Instructions to follow —
Count how many lines of the data include "this". The answer is that number and nothing else.

[Entries taken from a collection]
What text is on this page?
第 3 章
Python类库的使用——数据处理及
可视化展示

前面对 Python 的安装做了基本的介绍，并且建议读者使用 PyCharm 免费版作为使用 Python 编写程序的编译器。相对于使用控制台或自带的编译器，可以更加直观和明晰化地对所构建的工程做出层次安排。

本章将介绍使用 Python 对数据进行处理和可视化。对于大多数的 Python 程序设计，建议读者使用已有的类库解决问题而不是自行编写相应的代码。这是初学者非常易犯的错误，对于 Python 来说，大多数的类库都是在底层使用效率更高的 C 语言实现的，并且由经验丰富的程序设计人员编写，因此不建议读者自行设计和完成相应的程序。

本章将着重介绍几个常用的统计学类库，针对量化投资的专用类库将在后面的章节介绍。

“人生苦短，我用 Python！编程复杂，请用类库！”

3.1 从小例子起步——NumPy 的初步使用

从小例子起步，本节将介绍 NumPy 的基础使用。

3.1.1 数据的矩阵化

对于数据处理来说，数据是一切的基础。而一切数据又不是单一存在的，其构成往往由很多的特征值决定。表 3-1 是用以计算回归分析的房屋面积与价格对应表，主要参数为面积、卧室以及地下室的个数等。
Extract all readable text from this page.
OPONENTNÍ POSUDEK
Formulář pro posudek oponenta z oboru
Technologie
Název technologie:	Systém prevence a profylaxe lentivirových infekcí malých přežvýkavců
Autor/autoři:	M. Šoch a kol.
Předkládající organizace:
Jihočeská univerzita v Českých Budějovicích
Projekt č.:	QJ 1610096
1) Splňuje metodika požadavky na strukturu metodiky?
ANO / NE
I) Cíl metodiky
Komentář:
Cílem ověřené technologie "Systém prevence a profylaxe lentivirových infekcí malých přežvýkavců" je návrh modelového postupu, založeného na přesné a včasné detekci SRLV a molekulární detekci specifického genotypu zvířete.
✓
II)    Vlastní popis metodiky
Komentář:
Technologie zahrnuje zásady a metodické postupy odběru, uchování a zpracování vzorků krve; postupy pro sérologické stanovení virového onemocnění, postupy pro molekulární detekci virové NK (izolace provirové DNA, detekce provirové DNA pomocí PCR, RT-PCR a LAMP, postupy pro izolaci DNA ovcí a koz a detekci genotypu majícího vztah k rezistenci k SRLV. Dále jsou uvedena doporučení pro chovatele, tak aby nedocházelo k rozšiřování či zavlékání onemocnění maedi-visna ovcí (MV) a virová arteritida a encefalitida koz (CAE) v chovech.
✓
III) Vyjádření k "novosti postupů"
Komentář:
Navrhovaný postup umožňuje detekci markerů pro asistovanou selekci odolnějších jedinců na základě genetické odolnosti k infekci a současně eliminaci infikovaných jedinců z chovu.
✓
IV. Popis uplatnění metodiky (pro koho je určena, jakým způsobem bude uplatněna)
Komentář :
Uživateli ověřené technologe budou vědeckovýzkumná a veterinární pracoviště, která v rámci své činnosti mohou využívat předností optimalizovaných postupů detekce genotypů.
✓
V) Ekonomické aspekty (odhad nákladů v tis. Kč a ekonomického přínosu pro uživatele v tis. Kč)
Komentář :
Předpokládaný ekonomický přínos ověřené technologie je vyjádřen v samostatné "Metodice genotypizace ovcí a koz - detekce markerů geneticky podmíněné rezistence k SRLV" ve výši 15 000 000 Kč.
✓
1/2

Output of the task —
2